Items from a dataset:
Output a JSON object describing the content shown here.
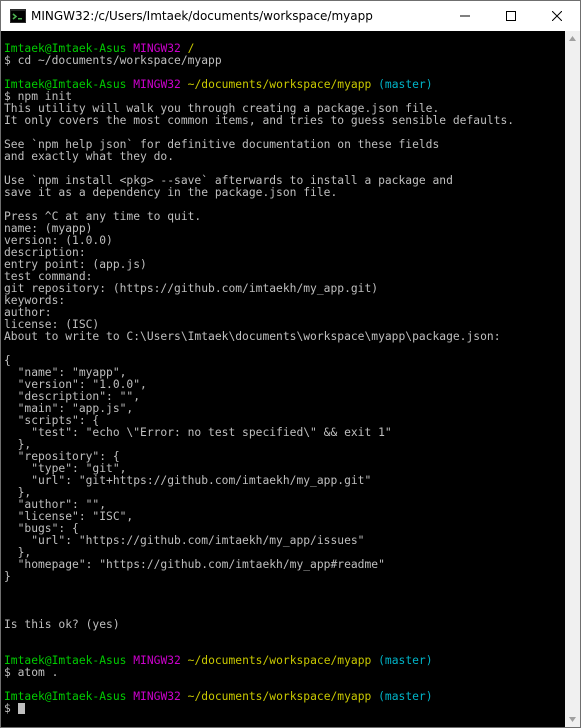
{
  "window": {
    "title": "MINGW32:/c/Users/Imtaek/documents/workspace/myapp"
  },
  "prompt": {
    "user_host": "Imtaek@Imtaek-Asus",
    "env": "MINGW32",
    "branch": "(master)"
  },
  "paths": {
    "home": "/",
    "project": "~/documents/workspace/myapp"
  },
  "commands": {
    "cd": "$ cd ~/documents/workspace/myapp",
    "npm_init": "$ npm init",
    "atom": "$ atom .",
    "empty": "$ "
  },
  "output": [
    "This utility will walk you through creating a package.json file.",
    "It only covers the most common items, and tries to guess sensible defaults.",
    "",
    "See `npm help json` for definitive documentation on these fields",
    "and exactly what they do.",
    "",
    "Use `npm install <pkg> --save` afterwards to install a package and",
    "save it as a dependency in the package.json file.",
    "",
    "Press ^C at any time to quit.",
    "name: (myapp)",
    "version: (1.0.0)",
    "description:",
    "entry point: (app.js)",
    "test command:",
    "git repository: (https://github.com/imtaekh/my_app.git)",
    "keywords:",
    "author:",
    "license: (ISC)",
    "About to write to C:\\Users\\Imtaek\\documents\\workspace\\myapp\\package.json:",
    "",
    "{",
    "  \"name\": \"myapp\",",
    "  \"version\": \"1.0.0\",",
    "  \"description\": \"\",",
    "  \"main\": \"app.js\",",
    "  \"scripts\": {",
    "    \"test\": \"echo \\\"Error: no test specified\\\" && exit 1\"",
    "  },",
    "  \"repository\": {",
    "    \"type\": \"git\",",
    "    \"url\": \"git+https://github.com/imtaekh/my_app.git\"",
    "  },",
    "  \"author\": \"\",",
    "  \"license\": \"ISC\",",
    "  \"bugs\": {",
    "    \"url\": \"https://github.com/imtaekh/my_app/issues\"",
    "  },",
    "  \"homepage\": \"https://github.com/imtaekh/my_app#readme\"",
    "}",
    "",
    "",
    "",
    "Is this ok? (yes)"
  ],
  "colors": {
    "user": "#00cc00",
    "env": "#cc00cc",
    "path": "#c8c800",
    "branch": "#00b4c8",
    "text": "#bfbfbf",
    "background": "#000000"
  },
  "icons": {
    "app": "mingw-app-icon",
    "minimize": "minimize-icon",
    "maximize": "maximize-icon",
    "close": "close-icon",
    "scroll_up": "scroll-up-arrow-icon",
    "scroll_down": "scroll-down-arrow-icon"
  }
}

> Given instruction: Go through the entries and return each line where the word "documents" appears.

> Solution to the exercise:
    "title": "MINGW32:/c/Users/Imtaek/documents/workspace/myapp"
    "project": "~/documents/workspace/myapp"
    "cd": "$ cd ~/documents/workspace/myapp",
    "About to write to C:\\Users\\Imtaek\\documents\\workspace\\myapp\\package.json:",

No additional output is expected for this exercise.